··· RECORDED INFORMATION

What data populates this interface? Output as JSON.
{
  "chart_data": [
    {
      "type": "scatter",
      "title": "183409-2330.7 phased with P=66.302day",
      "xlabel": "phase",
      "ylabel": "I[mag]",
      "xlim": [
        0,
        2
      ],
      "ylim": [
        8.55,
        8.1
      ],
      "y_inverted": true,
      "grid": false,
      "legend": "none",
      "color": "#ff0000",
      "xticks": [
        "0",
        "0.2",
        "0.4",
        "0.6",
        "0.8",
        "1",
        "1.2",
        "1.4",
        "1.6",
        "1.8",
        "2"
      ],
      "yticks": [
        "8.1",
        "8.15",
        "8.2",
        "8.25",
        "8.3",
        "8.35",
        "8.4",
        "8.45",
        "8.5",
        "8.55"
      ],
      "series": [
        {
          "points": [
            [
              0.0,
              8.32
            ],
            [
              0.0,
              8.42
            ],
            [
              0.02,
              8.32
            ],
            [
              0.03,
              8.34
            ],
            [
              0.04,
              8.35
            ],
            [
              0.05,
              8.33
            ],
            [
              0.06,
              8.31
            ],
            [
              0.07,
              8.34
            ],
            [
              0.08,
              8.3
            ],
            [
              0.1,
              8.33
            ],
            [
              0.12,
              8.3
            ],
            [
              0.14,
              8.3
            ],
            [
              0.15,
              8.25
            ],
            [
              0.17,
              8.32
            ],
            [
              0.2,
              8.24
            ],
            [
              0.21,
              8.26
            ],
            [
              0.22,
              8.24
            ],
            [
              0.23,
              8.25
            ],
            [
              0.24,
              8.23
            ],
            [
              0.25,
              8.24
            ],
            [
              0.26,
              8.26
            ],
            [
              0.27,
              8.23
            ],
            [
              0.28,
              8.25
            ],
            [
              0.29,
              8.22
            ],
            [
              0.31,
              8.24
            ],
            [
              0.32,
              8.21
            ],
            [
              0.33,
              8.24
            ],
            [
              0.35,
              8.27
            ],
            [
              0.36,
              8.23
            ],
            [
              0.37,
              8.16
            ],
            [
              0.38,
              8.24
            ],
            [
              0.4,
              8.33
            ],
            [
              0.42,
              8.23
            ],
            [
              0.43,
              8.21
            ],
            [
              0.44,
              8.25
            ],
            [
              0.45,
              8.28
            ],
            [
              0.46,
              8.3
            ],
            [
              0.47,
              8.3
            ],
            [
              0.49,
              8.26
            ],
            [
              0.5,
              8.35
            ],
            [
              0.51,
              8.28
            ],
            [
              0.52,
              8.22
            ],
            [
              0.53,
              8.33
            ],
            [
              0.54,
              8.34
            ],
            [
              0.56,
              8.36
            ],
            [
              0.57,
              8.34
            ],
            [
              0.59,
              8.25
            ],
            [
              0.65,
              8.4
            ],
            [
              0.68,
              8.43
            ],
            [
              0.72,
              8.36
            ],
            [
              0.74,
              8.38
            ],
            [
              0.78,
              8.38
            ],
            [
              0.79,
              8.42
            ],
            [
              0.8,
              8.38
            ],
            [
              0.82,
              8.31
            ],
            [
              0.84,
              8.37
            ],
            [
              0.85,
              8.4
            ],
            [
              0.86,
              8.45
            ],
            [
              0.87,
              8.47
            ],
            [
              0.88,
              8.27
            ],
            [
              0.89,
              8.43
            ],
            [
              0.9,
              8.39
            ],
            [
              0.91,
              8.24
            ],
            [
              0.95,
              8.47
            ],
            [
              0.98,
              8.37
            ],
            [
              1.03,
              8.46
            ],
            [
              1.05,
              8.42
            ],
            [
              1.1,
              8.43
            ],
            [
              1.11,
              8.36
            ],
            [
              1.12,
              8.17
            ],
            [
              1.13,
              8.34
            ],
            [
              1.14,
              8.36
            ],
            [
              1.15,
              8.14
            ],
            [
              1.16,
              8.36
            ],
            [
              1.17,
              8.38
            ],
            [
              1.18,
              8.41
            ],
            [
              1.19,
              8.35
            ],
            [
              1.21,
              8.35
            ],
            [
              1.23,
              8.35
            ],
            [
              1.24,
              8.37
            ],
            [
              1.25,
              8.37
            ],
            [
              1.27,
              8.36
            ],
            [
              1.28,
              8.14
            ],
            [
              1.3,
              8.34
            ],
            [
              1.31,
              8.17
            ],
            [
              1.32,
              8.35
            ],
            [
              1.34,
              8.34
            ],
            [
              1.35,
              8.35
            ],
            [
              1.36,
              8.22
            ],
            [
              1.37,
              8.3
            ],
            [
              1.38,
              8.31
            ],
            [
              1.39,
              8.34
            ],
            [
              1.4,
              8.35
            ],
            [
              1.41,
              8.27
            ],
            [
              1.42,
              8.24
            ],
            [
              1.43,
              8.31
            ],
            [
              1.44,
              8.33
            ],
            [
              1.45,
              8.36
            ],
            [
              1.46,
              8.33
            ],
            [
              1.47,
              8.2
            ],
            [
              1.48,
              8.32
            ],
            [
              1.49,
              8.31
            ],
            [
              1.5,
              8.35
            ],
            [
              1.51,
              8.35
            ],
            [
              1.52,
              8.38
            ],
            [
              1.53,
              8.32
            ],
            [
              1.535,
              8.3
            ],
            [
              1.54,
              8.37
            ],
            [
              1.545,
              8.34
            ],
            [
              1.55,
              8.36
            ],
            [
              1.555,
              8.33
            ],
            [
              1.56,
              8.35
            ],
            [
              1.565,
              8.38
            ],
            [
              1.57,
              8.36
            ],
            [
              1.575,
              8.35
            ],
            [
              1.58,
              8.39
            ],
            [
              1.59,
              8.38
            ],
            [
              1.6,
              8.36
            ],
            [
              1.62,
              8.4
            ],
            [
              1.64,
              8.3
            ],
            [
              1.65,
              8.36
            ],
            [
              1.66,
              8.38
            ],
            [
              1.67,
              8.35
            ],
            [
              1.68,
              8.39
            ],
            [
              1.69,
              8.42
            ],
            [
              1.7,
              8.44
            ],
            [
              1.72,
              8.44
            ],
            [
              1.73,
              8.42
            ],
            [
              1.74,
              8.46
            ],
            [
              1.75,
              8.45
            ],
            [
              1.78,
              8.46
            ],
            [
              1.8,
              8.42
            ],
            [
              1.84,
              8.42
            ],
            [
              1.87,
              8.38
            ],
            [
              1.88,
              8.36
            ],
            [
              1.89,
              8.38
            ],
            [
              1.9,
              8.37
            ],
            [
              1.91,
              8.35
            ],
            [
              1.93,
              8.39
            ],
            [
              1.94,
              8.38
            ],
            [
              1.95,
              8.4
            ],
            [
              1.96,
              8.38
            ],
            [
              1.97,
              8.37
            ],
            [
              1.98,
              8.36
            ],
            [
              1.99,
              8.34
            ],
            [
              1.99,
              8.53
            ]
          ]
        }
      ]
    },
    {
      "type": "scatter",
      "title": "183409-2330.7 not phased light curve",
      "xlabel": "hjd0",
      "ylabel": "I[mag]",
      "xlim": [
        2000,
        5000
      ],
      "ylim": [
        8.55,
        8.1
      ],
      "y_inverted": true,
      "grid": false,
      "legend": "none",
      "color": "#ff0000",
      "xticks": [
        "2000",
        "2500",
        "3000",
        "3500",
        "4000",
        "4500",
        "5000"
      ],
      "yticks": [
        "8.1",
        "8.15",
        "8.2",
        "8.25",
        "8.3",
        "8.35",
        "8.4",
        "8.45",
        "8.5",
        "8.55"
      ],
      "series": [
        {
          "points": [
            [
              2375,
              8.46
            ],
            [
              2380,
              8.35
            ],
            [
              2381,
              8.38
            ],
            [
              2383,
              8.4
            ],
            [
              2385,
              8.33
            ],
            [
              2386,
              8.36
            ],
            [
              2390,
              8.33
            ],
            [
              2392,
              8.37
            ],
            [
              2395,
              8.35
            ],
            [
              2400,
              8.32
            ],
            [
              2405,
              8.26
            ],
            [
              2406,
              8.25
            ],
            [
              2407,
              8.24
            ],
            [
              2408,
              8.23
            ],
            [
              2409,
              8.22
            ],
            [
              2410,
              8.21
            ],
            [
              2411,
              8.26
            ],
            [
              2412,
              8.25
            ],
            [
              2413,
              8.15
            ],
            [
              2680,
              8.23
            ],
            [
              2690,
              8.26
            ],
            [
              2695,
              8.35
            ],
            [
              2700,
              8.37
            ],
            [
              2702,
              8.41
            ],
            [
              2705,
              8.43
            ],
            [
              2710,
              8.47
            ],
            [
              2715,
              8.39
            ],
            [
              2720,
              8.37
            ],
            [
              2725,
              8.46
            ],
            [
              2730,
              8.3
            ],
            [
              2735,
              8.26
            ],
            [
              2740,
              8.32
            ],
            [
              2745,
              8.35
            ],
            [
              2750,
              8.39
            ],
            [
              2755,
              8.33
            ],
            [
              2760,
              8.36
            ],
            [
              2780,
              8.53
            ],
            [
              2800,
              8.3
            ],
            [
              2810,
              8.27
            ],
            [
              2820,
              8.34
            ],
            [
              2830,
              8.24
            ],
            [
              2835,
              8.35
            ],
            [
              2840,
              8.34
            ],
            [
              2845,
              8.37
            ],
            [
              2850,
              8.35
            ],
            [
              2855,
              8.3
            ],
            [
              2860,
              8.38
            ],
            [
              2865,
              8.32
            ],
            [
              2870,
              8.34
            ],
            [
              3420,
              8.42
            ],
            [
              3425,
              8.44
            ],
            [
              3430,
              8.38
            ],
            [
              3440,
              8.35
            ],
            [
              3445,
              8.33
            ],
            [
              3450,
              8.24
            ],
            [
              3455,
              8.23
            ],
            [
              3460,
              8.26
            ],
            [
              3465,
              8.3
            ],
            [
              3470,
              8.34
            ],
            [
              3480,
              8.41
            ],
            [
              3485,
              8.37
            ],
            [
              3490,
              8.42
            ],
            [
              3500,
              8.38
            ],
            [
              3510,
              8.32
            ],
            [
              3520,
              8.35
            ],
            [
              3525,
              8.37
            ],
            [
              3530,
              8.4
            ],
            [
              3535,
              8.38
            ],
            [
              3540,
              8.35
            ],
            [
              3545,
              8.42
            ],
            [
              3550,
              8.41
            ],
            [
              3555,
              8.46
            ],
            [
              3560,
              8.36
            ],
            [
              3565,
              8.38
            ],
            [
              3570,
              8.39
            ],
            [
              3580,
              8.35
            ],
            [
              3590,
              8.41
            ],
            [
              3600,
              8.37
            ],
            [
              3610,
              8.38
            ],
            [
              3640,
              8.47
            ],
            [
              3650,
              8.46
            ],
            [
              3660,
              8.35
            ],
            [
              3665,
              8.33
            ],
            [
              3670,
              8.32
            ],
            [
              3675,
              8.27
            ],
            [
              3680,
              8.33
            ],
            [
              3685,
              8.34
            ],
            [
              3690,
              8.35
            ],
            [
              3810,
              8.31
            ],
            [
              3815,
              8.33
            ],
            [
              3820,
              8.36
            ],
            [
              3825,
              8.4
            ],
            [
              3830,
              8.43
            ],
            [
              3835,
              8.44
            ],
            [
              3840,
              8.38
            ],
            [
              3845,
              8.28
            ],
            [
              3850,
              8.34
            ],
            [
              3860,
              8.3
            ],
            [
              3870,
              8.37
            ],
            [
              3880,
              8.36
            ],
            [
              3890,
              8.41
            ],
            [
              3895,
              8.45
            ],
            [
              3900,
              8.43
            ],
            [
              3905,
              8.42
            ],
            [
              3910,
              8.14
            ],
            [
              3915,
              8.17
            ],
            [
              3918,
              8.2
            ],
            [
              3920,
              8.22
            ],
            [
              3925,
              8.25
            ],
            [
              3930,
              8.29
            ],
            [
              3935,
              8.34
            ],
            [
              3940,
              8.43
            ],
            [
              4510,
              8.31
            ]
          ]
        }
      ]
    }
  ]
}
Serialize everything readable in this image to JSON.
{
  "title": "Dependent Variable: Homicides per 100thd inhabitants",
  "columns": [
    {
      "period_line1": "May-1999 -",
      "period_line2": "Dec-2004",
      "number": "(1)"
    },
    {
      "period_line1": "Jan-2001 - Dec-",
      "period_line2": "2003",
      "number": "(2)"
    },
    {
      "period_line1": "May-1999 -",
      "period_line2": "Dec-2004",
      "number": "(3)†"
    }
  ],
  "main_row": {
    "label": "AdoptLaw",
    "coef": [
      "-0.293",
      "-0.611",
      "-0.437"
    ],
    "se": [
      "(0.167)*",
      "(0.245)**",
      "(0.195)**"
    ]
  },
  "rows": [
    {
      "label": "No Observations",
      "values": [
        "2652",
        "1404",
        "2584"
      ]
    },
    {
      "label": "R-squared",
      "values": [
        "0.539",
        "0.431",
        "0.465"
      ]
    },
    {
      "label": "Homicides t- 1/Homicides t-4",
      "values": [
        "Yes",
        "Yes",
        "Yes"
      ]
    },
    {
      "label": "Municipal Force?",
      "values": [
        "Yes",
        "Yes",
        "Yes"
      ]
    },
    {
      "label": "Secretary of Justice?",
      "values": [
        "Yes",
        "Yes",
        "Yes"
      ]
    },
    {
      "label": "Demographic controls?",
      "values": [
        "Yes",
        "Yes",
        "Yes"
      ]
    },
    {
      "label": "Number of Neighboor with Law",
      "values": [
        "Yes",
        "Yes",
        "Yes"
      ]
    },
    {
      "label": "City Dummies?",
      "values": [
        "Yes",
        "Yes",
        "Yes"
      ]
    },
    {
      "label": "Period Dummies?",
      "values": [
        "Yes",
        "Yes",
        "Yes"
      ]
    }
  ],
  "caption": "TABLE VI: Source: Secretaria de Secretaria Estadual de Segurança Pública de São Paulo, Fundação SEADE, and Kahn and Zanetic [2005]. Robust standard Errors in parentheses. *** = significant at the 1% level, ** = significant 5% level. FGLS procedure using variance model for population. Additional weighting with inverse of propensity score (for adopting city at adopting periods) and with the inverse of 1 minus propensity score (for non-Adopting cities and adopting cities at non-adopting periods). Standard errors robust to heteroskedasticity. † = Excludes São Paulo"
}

······

[REQUIRED TASK]
Extract every line of the records above that contains the word "with".

[RESULT FOR THIS EXERCISE]
      "title": "183409-2330.7 phased with P=66.302day",
      "label": "Number of Neighboor with Law",
  "caption": "TABLE VI: Source: Secretaria de Secretaria Estadual de Segurança Pública de São Paulo, Fundação SEADE, and Kahn and Zanetic [2005]. Robust standard Errors in parentheses. *** = significant at the 1% level, ** = significant 5% level. FGLS procedure using variance model for population. Additional weighting with inverse of propensity score (for adopting city at adopting periods) and with the inverse of 1 minus propensity score (for non-Adopting cities and adopting cities at non-adopting periods). Standard errors robust to heteroskedasticity. † = Excludes São Paulo"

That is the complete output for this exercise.